| Required work |
Restate each line word for word. Leave out every picture.
** START OF Available records **
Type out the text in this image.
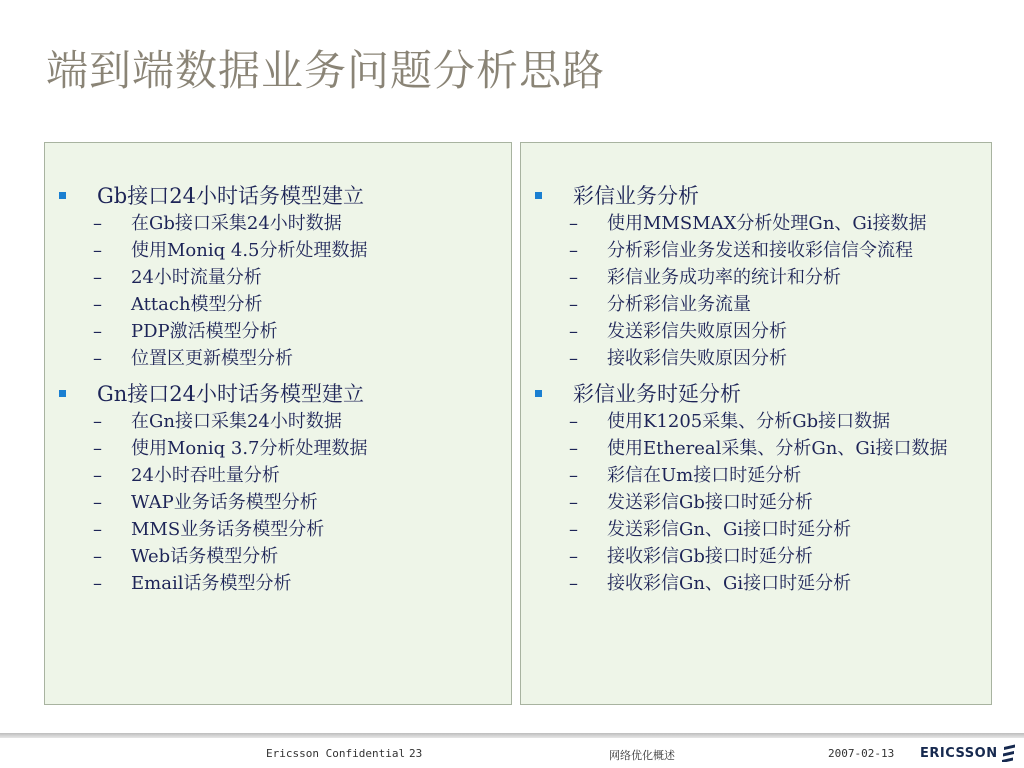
端到端数据业务问题分析思路
Gb接口24小时话务模型建立
– 在Gb接口采集24小时数据
– 使用Moniq 4.5分析处理数据
– 24小时流量分析
– Attach模型分析
– PDP激活模型分析
– 位置区更新模型分析
Gn接口24小时话务模型建立
– 在Gn接口采集24小时数据
– 使用Moniq 3.7分析处理数据
– 24小时吞吐量分析
– WAP业务话务模型分析
– MMS业务话务模型分析
– Web话务模型分析
– Email话务模型分析
彩信业务分析
– 使用MMSMAX分析处理Gn、Gi接数据
– 分析彩信业务发送和接收彩信信令流程
– 彩信业务成功率的统计和分析
– 分析彩信业务流量
– 发送彩信失败原因分析
– 接收彩信失败原因分析
彩信业务时延分析
– 使用K1205采集、分析Gb接口数据
– 使用Ethereal采集、分析Gn、Gi接口数据
– 彩信在Um接口时延分析
– 发送彩信Gb接口时延分析
– 发送彩信Gn、Gi接口时延分析
– 接收彩信Gb接口时延分析
– 接收彩信Gn、Gi接口时延分析
Ericsson Confidential 23	网络优化概述	2007-02-13 ERICSSON
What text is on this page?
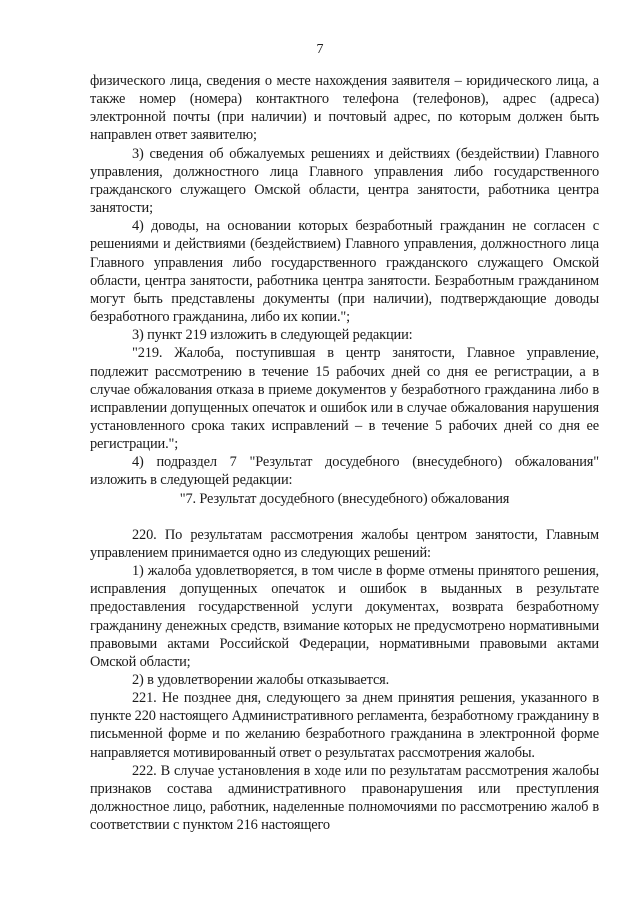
7

физического лица, сведения о месте нахождения заявителя – юридического лица, а также номер (номера) контактного телефона (телефонов), адрес (адреса) электронной почты (при наличии) и почтовый адрес, по которым должен быть направлен ответ заявителю;

3) сведения об обжалуемых решениях и действиях (бездействии) Главного управления, должностного лица Главного управления либо государственного гражданского служащего Омской области, центра занятости, работника центра занятости;

4) доводы, на основании которых безработный гражданин не согласен с решениями и действиями (бездействием) Главного управления, должностного лица Главного управления либо государственного гражданского служащего Омской области, центра занятости, работника центра занятости. Безработным гражданином могут быть представлены документы (при наличии), подтверждающие доводы безработного гражданина, либо их копии.";

3) пункт 219 изложить в следующей редакции:

"219. Жалоба, поступившая в центр занятости, Главное управление, подлежит рассмотрению в течение 15 рабочих дней со дня ее регистрации, а в случае обжалования отказа в приеме документов у безработного гражданина либо в исправлении допущенных опечаток и ошибок или в случае обжалования нарушения установленного срока таких исправлений – в течение 5 рабочих дней со дня ее регистрации.";

4) подраздел 7 "Результат досудебного (внесудебного) обжалования" изложить в следующей редакции:

"7. Результат досудебного (внесудебного) обжалования

220. По результатам рассмотрения жалобы центром занятости, Главным управлением принимается одно из следующих решений:

1) жалоба удовлетворяется, в том числе в форме отмены принятого решения, исправления допущенных опечаток и ошибок в выданных в результате предоставления государственной услуги документах, возврата безработному гражданину денежных средств, взимание которых не предусмотрено нормативными правовыми актами Российской Федерации, нормативными правовыми актами Омской области;

2) в удовлетворении жалобы отказывается.

221. Не позднее дня, следующего за днем принятия решения, указанного в пункте 220 настоящего Административного регламента, безработному гражданину в письменной форме и по желанию безработного гражданина в электронной форме направляется мотивированный ответ о результатах рассмотрения жалобы.

222. В случае установления в ходе или по результатам рассмотрения жалобы признаков состава административного правонарушения или преступления должностное лицо, работник, наделенные полномочиями по рассмотрению жалоб в соответствии с пунктом 216 настоящего
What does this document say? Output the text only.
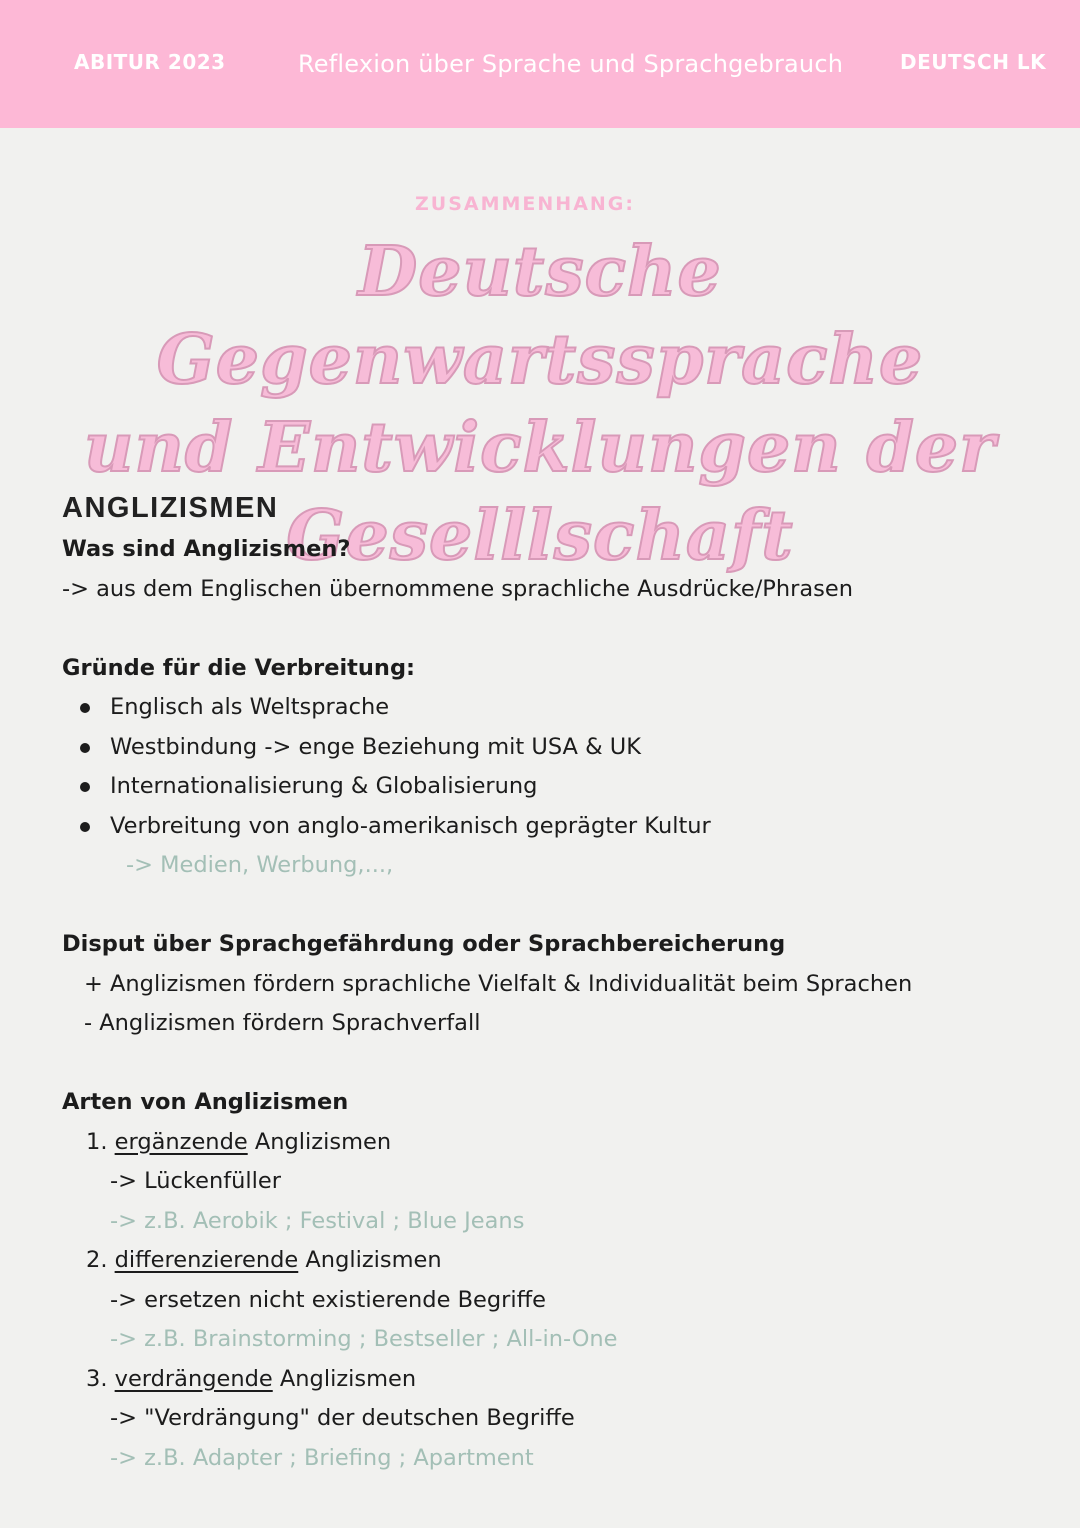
ABITUR 2023	Reflexion über Sprache und Sprachgebrauch	DEUTSCH LK
ZUSAMMENHANG:
Deutsche Gegenwartssprache
und Entwicklungen der
Geselllschaft
ANGLIZISMEN
Was sind Anglizismen?
-> aus dem Englischen übernommene sprachliche Ausdrücke/Phrasen
Gründe für die Verbreitung:
Englisch als Weltsprache
Westbindung -> enge Beziehung mit USA & UK
Internationalisierung & Globalisierung
Verbreitung von anglo-amerikanisch geprägter Kultur
-> Medien, Werbung,...,
Disput über Sprachgefährdung oder Sprachbereicherung
+ Anglizismen fördern sprachliche Vielfalt & Individualität beim Sprachen
- Anglizismen fördern Sprachverfall
Arten von Anglizismen
1. ergänzende Anglizismen
-> Lückenfüller
-> z.B. Aerobik ; Festival ; Blue Jeans
2. differenzierende Anglizismen
-> ersetzen nicht existierende Begriffe
-> z.B. Brainstorming ; Bestseller ; All-in-One
3. verdrängende Anglizismen
-> "Verdrängung" der deutschen Begriffe
-> z.B. Adapter ; Briefing ; Apartment
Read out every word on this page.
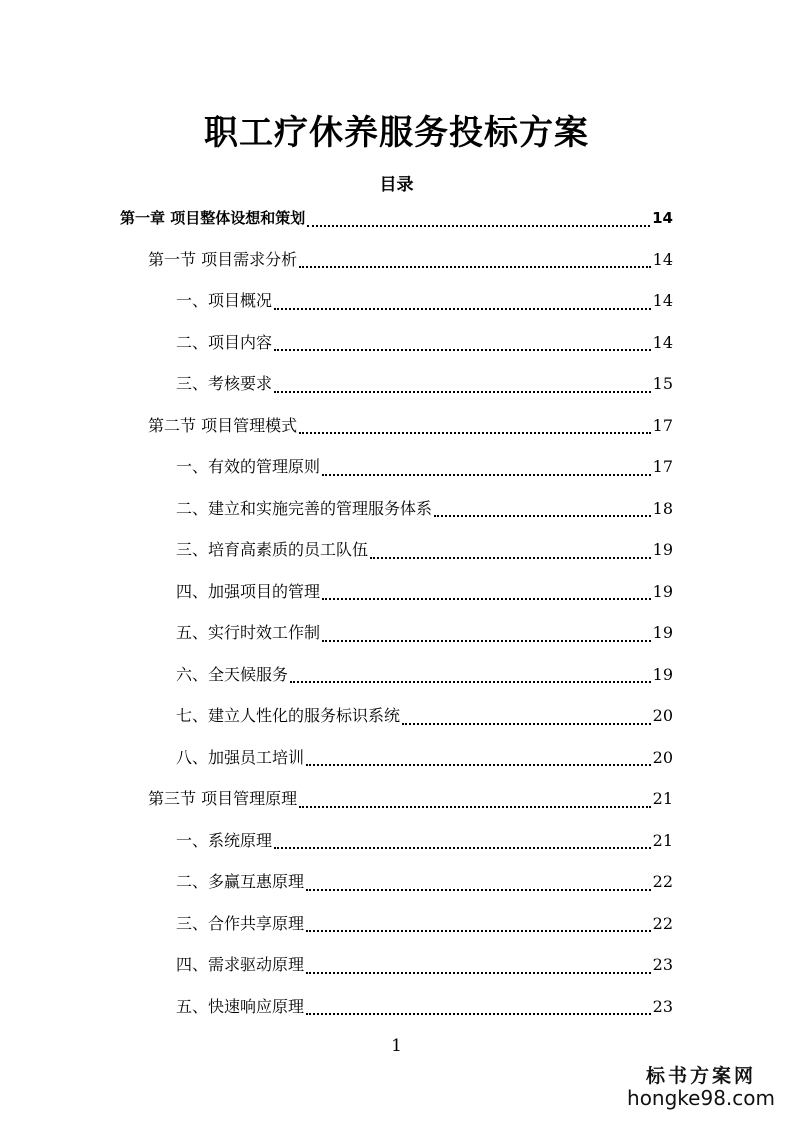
职工疗休养服务投标方案
目录
第一章 项目整体设想和策划	14
第一节 项目需求分析	14
一、项目概况	14
二、项目内容	14
三、考核要求	15
第二节 项目管理模式	17
一、有效的管理原则	17
二、建立和实施完善的管理服务体系	18
三、培育高素质的员工队伍	19
四、加强项目的管理	19
五、实行时效工作制	19
六、全天候服务	19
七、建立人性化的服务标识系统	20
八、加强员工培训	20
第三节 项目管理原理	21
一、系统原理	21
二、多赢互惠原理	22
三、合作共享原理	22
四、需求驱动原理	23
五、快速响应原理	23
1
标书方案网
hongke98.com
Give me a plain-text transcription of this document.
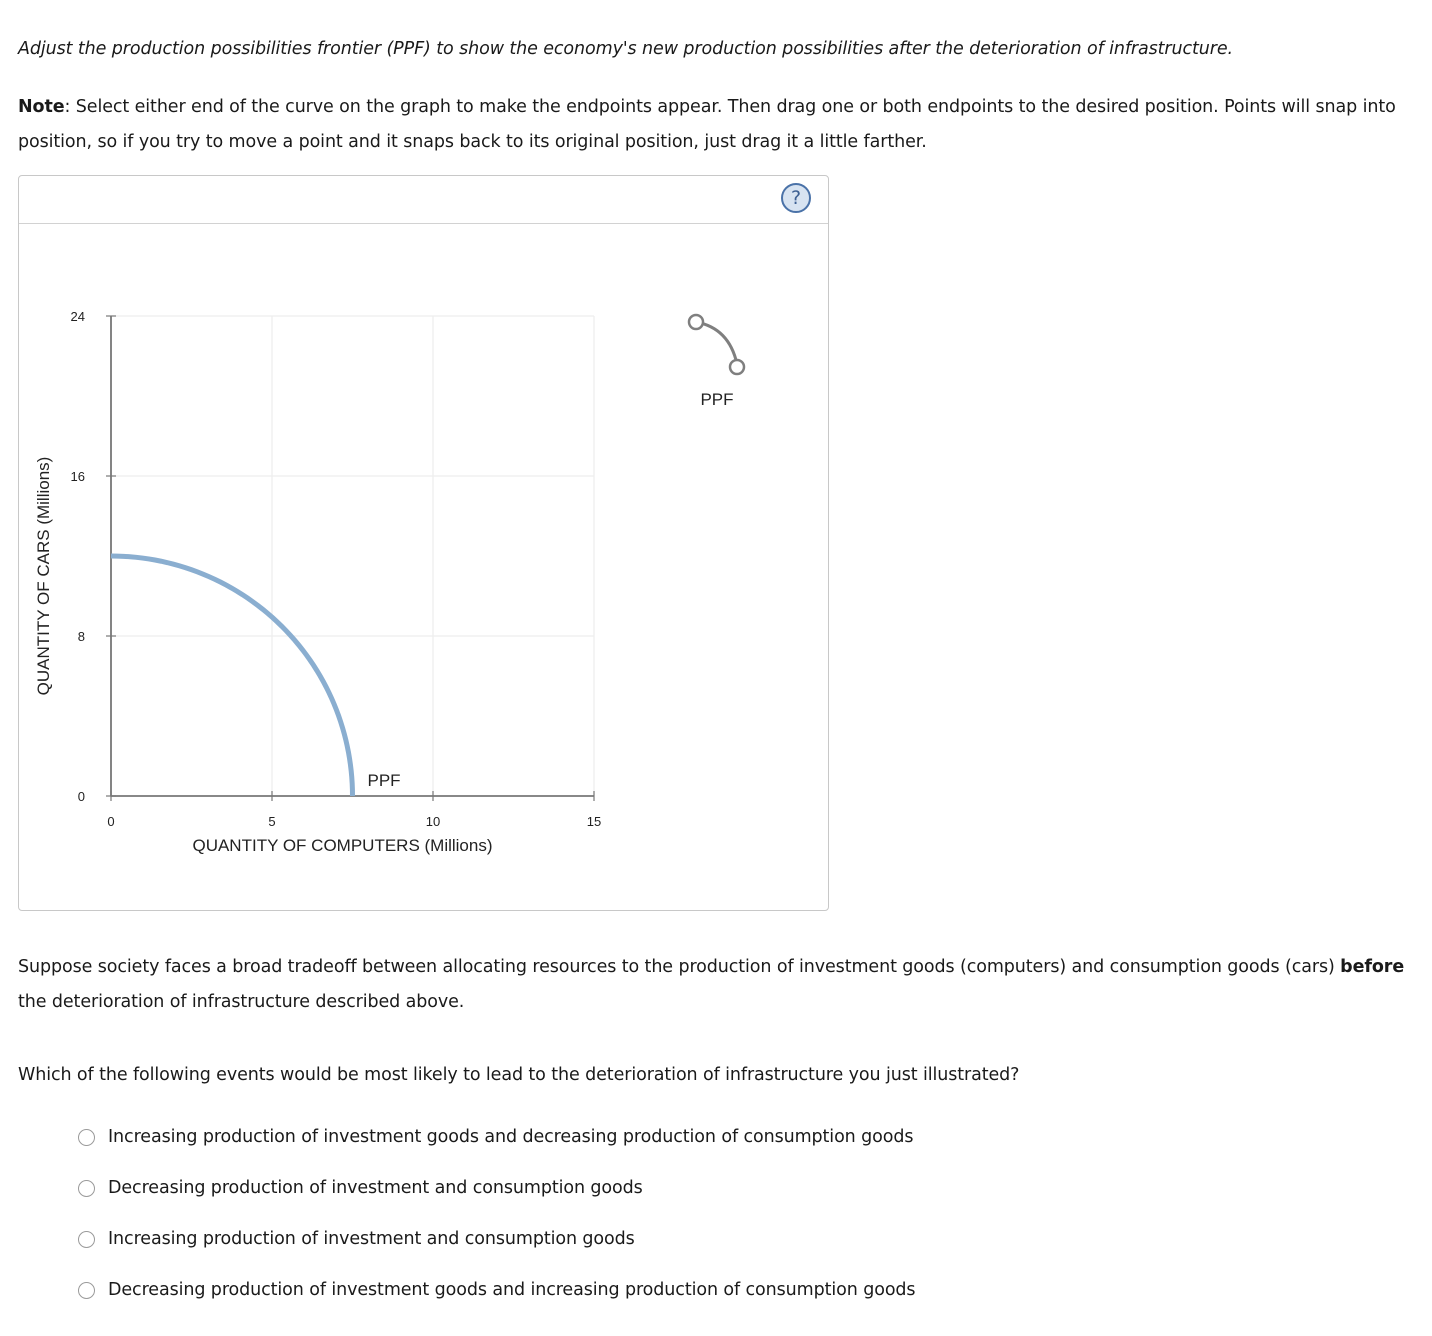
Adjust the production possibilities frontier (PPF) to show the economy's new production possibilities after the deterioration of infrastructure.
Note: Select either end of the curve on the graph to make the endpoints appear. Then drag one or both endpoints to the desired position. Points will snap into position, so if you try to move a point and it snaps back to its original position, just drag it a little farther.
?
0	5	10	15
0
8
16
24
PPF
QUANTITY OF COMPUTERS (Millions)
QUANTITY OF CARS (Millions)
PPF
Suppose society faces a broad tradeoff between allocating resources to the production of investment goods (computers) and consumption goods (cars) before the deterioration of infrastructure described above.
Which of the following events would be most likely to lead to the deterioration of infrastructure you just illustrated?
Increasing production of investment goods and decreasing production of consumption goods
Decreasing production of investment and consumption goods
Increasing production of investment and consumption goods
Decreasing production of investment goods and increasing production of consumption goods
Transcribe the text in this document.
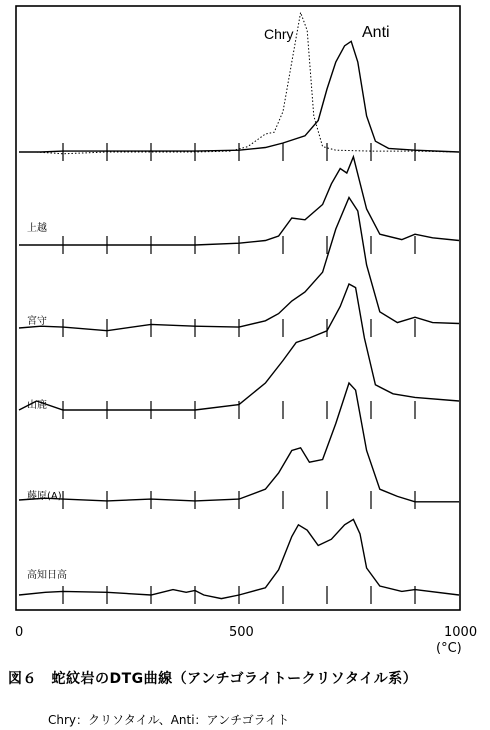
Chry	Anti
上越
宮守
山鹿
藤原(A)
高知日高
0	500	1000
(°C)
図６　蛇紋岩のDTG曲線（アンチゴライトークリソタイル系）
Chry：クリソタイル、Anti：アンチゴライト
** END OF Available records **
| Expected output |
Type out the text in this image.
端到端数据业务问题分析思路
Gb接口24小时话务模型建立
– 在Gb接口采集24小时数据
– 使用Moniq 4.5分析处理数据
– 24小时流量分析
– Attach模型分析
– PDP激活模型分析
– 位置区更新模型分析
Gn接口24小时话务模型建立
– 在Gn接口采集24小时数据
– 使用Moniq 3.7分析处理数据
– 24小时吞吐量分析
– WAP业务话务模型分析
– MMS业务话务模型分析
– Web话务模型分析
– Email话务模型分析
彩信业务分析
– 使用MMSMAX分析处理Gn、Gi接数据
– 分析彩信业务发送和接收彩信信令流程
– 彩信业务成功率的统计和分析
– 分析彩信业务流量
– 发送彩信失败原因分析
– 接收彩信失败原因分析
彩信业务时延分析
– 使用K1205采集、分析Gb接口数据
– 使用Ethereal采集、分析Gn、Gi接口数据
– 彩信在Um接口时延分析
– 发送彩信Gb接口时延分析
– 发送彩信Gn、Gi接口时延分析
– 接收彩信Gb接口时延分析
– 接收彩信Gn、Gi接口时延分析
Ericsson Confidential 23	网络优化概述	2007-02-13 ERICSSON
What text is on this page?
7

физического лица, сведения о месте нахождения заявителя – юридического лица, а также номер (номера) контактного телефона (телефонов), адрес (адреса) электронной почты (при наличии) и почтовый адрес, по которым должен быть направлен ответ заявителю;

3) сведения об обжалуемых решениях и действиях (бездействии) Главного управления, должностного лица Главного управления либо государственного гражданского служащего Омской области, центра занятости, работника центра занятости;

4) доводы, на основании которых безработный гражданин не согласен с решениями и действиями (бездействием) Главного управления, должностного лица Главного управления либо государственного гражданского служащего Омской области, центра занятости, работника центра занятости. Безработным гражданином могут быть представлены документы (при наличии), подтверждающие доводы безработного гражданина, либо их копии.";

3) пункт 219 изложить в следующей редакции:

"219. Жалоба, поступившая в центр занятости, Главное управление, подлежит рассмотрению в течение 15 рабочих дней со дня ее регистрации, а в случае обжалования отказа в приеме документов у безработного гражданина либо в исправлении допущенных опечаток и ошибок или в случае обжалования нарушения установленного срока таких исправлений – в течение 5 рабочих дней со дня ее регистрации.";

4) подраздел 7 "Результат досудебного (внесудебного) обжалования" изложить в следующей редакции:

"7. Результат досудебного (внесудебного) обжалования

220. По результатам рассмотрения жалобы центром занятости, Главным управлением принимается одно из следующих решений:

1) жалоба удовлетворяется, в том числе в форме отмены принятого решения, исправления допущенных опечаток и ошибок в выданных в результате предоставления государственной услуги документах, возврата безработному гражданину денежных средств, взимание которых не предусмотрено нормативными правовыми актами Российской Федерации, нормативными правовыми актами Омской области;

2) в удовлетворении жалобы отказывается.

221. Не позднее дня, следующего за днем принятия решения, указанного в пункте 220 настоящего Административного регламента, безработному гражданину в письменной форме и по желанию безработного гражданина в электронной форме направляется мотивированный ответ о результатах рассмотрения жалобы.

222. В случае установления в ходе или по результатам рассмотрения жалобы признаков состава административного правонарушения или преступления должностное лицо, работник, наделенные полномочиями по рассмотрению жалоб в соответствии с пунктом 216 настоящего
What does this document say? Output the text only.
ABITUR 2023	Reflexion über Sprache und Sprachgebrauch	DEUTSCH LK
ZUSAMMENHANG:
Deutsche Gegenwartssprache
und Entwicklungen der
Geselllschaft
ANGLIZISMEN
Was sind Anglizismen?
-> aus dem Englischen übernommene sprachliche Ausdrücke/Phrasen
Gründe für die Verbreitung:
Englisch als Weltsprache
Westbindung -> enge Beziehung mit USA & UK
Internationalisierung & Globalisierung
Verbreitung von anglo-amerikanisch geprägter Kultur
-> Medien, Werbung,...,
Disput über Sprachgefährdung oder Sprachbereicherung
+ Anglizismen fördern sprachliche Vielfalt & Individualität beim Sprachen
- Anglizismen fördern Sprachverfall
Arten von Anglizismen
1. ergänzende Anglizismen
-> Lückenfüller
-> z.B. Aerobik ; Festival ; Blue Jeans
2. differenzierende Anglizismen
-> ersetzen nicht existierende Begriffe
-> z.B. Brainstorming ; Bestseller ; All-in-One
3. verdrängende Anglizismen
-> "Verdrängung" der deutschen Begriffe
-> z.B. Adapter ; Briefing ; Apartment
Read out every word on this page.
职工疗休养服务投标方案
目录
第一章 项目整体设想和策划	14
第一节 项目需求分析	14
一、项目概况	14
二、项目内容	14
三、考核要求	15
第二节 项目管理模式	17
一、有效的管理原则	17
二、建立和实施完善的管理服务体系	18
三、培育高素质的员工队伍	19
四、加强项目的管理	19
五、实行时效工作制	19
六、全天候服务	19
七、建立人性化的服务标识系统	20
八、加强员工培训	20
第三节 项目管理原理	21
一、系统原理	21
二、多赢互惠原理	22
三、合作共享原理	22
四、需求驱动原理	23
五、快速响应原理	23
1
标书方案网
hongke98.com
Give me a plain-text transcription of this document.
Adjust the production possibilities frontier (PPF) to show the economy's new production possibilities after the deterioration of infrastructure.
Note: Select either end of the curve on the graph to make the endpoints appear. Then drag one or both endpoints to the desired position. Points will snap into position, so if you try to move a point and it snaps back to its original position, just drag it a little farther.
?
0	5	10	15
0
8
16
24
PPF
QUANTITY OF COMPUTERS (Millions)
QUANTITY OF CARS (Millions)
PPF
Suppose society faces a broad tradeoff between allocating resources to the production of investment goods (computers) and consumption goods (cars) before the deterioration of infrastructure described above.
Which of the following events would be most likely to lead to the deterioration of infrastructure you just illustrated?
Increasing production of investment goods and decreasing production of consumption goods
Decreasing production of investment and consumption goods
Increasing production of investment and consumption goods
Decreasing production of investment goods and increasing production of consumption goods
Transcribe the text in this document.
Chry	Anti
上越
宮守
山鹿
藤原(A)
高知日高
0	500	1000
(°C)
図６　蛇紋岩のDTG曲線（アンチゴライトークリソタイル系）
Chry：クリソタイル、Anti：アンチゴライト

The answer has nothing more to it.